Records from a collection of figures

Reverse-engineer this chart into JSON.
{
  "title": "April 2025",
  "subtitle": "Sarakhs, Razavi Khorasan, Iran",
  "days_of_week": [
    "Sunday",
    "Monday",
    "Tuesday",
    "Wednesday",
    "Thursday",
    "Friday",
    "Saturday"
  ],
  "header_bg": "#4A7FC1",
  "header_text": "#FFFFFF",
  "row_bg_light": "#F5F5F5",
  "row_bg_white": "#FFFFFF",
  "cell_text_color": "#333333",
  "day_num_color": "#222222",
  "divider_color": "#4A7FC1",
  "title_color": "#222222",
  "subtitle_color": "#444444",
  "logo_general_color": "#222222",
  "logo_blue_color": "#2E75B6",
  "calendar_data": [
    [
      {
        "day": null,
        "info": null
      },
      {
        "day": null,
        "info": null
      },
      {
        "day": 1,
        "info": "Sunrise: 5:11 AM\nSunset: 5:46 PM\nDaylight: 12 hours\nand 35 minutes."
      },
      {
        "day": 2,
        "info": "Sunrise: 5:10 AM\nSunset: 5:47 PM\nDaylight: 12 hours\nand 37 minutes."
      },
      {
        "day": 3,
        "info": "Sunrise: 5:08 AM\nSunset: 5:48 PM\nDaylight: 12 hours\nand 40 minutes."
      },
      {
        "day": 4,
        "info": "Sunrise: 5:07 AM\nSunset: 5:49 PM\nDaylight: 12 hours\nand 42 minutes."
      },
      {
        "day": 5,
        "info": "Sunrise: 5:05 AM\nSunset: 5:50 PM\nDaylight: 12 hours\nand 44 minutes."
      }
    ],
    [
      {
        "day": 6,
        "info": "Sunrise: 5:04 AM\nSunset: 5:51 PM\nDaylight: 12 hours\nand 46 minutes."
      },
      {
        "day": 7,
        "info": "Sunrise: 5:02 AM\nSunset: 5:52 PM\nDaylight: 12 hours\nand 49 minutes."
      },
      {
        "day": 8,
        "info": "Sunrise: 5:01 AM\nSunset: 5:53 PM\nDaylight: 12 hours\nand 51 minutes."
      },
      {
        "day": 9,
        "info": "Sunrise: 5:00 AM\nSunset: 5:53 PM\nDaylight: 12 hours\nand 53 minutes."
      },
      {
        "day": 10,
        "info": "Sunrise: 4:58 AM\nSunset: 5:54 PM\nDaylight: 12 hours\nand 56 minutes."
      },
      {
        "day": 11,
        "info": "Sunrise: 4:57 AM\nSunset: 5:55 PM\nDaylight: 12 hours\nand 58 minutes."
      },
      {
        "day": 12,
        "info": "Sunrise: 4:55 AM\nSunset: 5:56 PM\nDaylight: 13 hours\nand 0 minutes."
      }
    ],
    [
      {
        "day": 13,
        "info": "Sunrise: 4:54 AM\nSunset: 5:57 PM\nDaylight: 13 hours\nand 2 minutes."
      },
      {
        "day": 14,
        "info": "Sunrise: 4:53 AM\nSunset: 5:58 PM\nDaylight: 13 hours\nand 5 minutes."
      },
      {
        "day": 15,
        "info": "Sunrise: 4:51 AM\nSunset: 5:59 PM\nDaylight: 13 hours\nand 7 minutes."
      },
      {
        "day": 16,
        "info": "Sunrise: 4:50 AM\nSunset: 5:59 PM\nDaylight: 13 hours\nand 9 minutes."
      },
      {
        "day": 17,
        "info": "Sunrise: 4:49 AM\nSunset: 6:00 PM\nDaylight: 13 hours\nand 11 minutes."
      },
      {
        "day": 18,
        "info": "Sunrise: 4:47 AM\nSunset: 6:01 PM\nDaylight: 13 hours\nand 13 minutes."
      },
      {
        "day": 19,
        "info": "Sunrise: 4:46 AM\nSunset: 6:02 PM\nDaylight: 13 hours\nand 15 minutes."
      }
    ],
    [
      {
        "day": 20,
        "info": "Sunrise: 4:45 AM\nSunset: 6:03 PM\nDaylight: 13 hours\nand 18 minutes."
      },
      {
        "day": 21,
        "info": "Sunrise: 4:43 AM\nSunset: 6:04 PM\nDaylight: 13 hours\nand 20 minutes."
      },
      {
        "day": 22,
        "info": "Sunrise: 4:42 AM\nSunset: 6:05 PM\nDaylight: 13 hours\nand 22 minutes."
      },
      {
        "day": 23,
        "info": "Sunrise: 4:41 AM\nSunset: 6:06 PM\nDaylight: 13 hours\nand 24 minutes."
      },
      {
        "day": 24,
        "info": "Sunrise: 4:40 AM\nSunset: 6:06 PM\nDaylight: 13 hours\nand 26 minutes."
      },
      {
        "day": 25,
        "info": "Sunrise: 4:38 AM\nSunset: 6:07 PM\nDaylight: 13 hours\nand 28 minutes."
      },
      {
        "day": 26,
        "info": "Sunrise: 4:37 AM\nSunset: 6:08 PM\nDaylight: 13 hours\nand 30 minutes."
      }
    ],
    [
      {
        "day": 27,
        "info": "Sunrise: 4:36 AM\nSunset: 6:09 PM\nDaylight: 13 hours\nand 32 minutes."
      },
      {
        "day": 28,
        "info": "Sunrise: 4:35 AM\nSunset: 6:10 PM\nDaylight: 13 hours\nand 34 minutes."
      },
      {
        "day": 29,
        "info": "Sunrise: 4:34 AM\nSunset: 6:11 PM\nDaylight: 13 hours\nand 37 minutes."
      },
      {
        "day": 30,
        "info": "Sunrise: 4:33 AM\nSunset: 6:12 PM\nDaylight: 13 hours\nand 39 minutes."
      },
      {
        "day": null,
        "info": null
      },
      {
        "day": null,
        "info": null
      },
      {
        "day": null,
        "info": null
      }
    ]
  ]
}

[Challenge]: Above are the records; copy all of them exactly.

[Expected answer]:
Reverse-engineer this chart into JSON.
{
  "title": "April 2025",
  "subtitle": "Sarakhs, Razavi Khorasan, Iran",
  "days_of_week": [
    "Sunday",
    "Monday",
    "Tuesday",
    "Wednesday",
    "Thursday",
    "Friday",
    "Saturday"
  ],
  "header_bg": "#4A7FC1",
  "header_text": "#FFFFFF",
  "row_bg_light": "#F5F5F5",
  "row_bg_white": "#FFFFFF",
  "cell_text_color": "#333333",
  "day_num_color": "#222222",
  "divider_color": "#4A7FC1",
  "title_color": "#222222",
  "subtitle_color": "#444444",
  "logo_general_color": "#222222",
  "logo_blue_color": "#2E75B6",
  "calendar_data": [
    [
      {
        "day": null,
        "info": null
      },
      {
        "day": null,
        "info": null
      },
      {
        "day": 1,
        "info": "Sunrise: 5:11 AM\nSunset: 5:46 PM\nDaylight: 12 hours\nand 35 minutes."
      },
      {
        "day": 2,
        "info": "Sunrise: 5:10 AM\nSunset: 5:47 PM\nDaylight: 12 hours\nand 37 minutes."
      },
      {
        "day": 3,
        "info": "Sunrise: 5:08 AM\nSunset: 5:48 PM\nDaylight: 12 hours\nand 40 minutes."
      },
      {
        "day": 4,
        "info": "Sunrise: 5:07 AM\nSunset: 5:49 PM\nDaylight: 12 hours\nand 42 minutes."
      },
      {
        "day": 5,
        "info": "Sunrise: 5:05 AM\nSunset: 5:50 PM\nDaylight: 12 hours\nand 44 minutes."
      }
    ],
    [
      {
        "day": 6,
        "info": "Sunrise: 5:04 AM\nSunset: 5:51 PM\nDaylight: 12 hours\nand 46 minutes."
      },
      {
        "day": 7,
        "info": "Sunrise: 5:02 AM\nSunset: 5:52 PM\nDaylight: 12 hours\nand 49 minutes."
      },
      {
        "day": 8,
        "info": "Sunrise: 5:01 AM\nSunset: 5:53 PM\nDaylight: 12 hours\nand 51 minutes."
      },
      {
        "day": 9,
        "info": "Sunrise: 5:00 AM\nSunset: 5:53 PM\nDaylight: 12 hours\nand 53 minutes."
      },
      {
        "day": 10,
        "info": "Sunrise: 4:58 AM\nSunset: 5:54 PM\nDaylight: 12 hours\nand 56 minutes."
      },
      {
        "day": 11,
        "info": "Sunrise: 4:57 AM\nSunset: 5:55 PM\nDaylight: 12 hours\nand 58 minutes."
      },
      {
        "day": 12,
        "info": "Sunrise: 4:55 AM\nSunset: 5:56 PM\nDaylight: 13 hours\nand 0 minutes."
      }
    ],
    [
      {
        "day": 13,
        "info": "Sunrise: 4:54 AM\nSunset: 5:57 PM\nDaylight: 13 hours\nand 2 minutes."
      },
      {
        "day": 14,
        "info": "Sunrise: 4:53 AM\nSunset: 5:58 PM\nDaylight: 13 hours\nand 5 minutes."
      },
      {
        "day": 15,
        "info": "Sunrise: 4:51 AM\nSunset: 5:59 PM\nDaylight: 13 hours\nand 7 minutes."
      },
      {
        "day": 16,
        "info": "Sunrise: 4:50 AM\nSunset: 5:59 PM\nDaylight: 13 hours\nand 9 minutes."
      },
      {
        "day": 17,
        "info": "Sunrise: 4:49 AM\nSunset: 6:00 PM\nDaylight: 13 hours\nand 11 minutes."
      },
      {
        "day": 18,
        "info": "Sunrise: 4:47 AM\nSunset: 6:01 PM\nDaylight: 13 hours\nand 13 minutes."
      },
      {
        "day": 19,
        "info": "Sunrise: 4:46 AM\nSunset: 6:02 PM\nDaylight: 13 hours\nand 15 minutes."
      }
    ],
    [
      {
        "day": 20,
        "info": "Sunrise: 4:45 AM\nSunset: 6:03 PM\nDaylight: 13 hours\nand 18 minutes."
      },
      {
        "day": 21,
        "info": "Sunrise: 4:43 AM\nSunset: 6:04 PM\nDaylight: 13 hours\nand 20 minutes."
      },
      {
        "day": 22,
        "info": "Sunrise: 4:42 AM\nSunset: 6:05 PM\nDaylight: 13 hours\nand 22 minutes."
      },
      {
        "day": 23,
        "info": "Sunrise: 4:41 AM\nSunset: 6:06 PM\nDaylight: 13 hours\nand 24 minutes."
      },
      {
        "day": 24,
        "info": "Sunrise: 4:40 AM\nSunset: 6:06 PM\nDaylight: 13 hours\nand 26 minutes."
      },
      {
        "day": 25,
        "info": "Sunrise: 4:38 AM\nSunset: 6:07 PM\nDaylight: 13 hours\nand 28 minutes."
      },
      {
        "day": 26,
        "info": "Sunrise: 4:37 AM\nSunset: 6:08 PM\nDaylight: 13 hours\nand 30 minutes."
      }
    ],
    [
      {
        "day": 27,
        "info": "Sunrise: 4:36 AM\nSunset: 6:09 PM\nDaylight: 13 hours\nand 32 minutes."
      },
      {
        "day": 28,
        "info": "Sunrise: 4:35 AM\nSunset: 6:10 PM\nDaylight: 13 hours\nand 34 minutes."
      },
      {
        "day": 29,
        "info": "Sunrise: 4:34 AM\nSunset: 6:11 PM\nDaylight: 13 hours\nand 37 minutes."
      },
      {
        "day": 30,
        "info": "Sunrise: 4:33 AM\nSunset: 6:12 PM\nDaylight: 13 hours\nand 39 minutes."
      },
      {
        "day": null,
        "info": null
      },
      {
        "day": null,
        "info": null
      },
      {
        "day": null,
        "info": null
      }
    ]
  ]
}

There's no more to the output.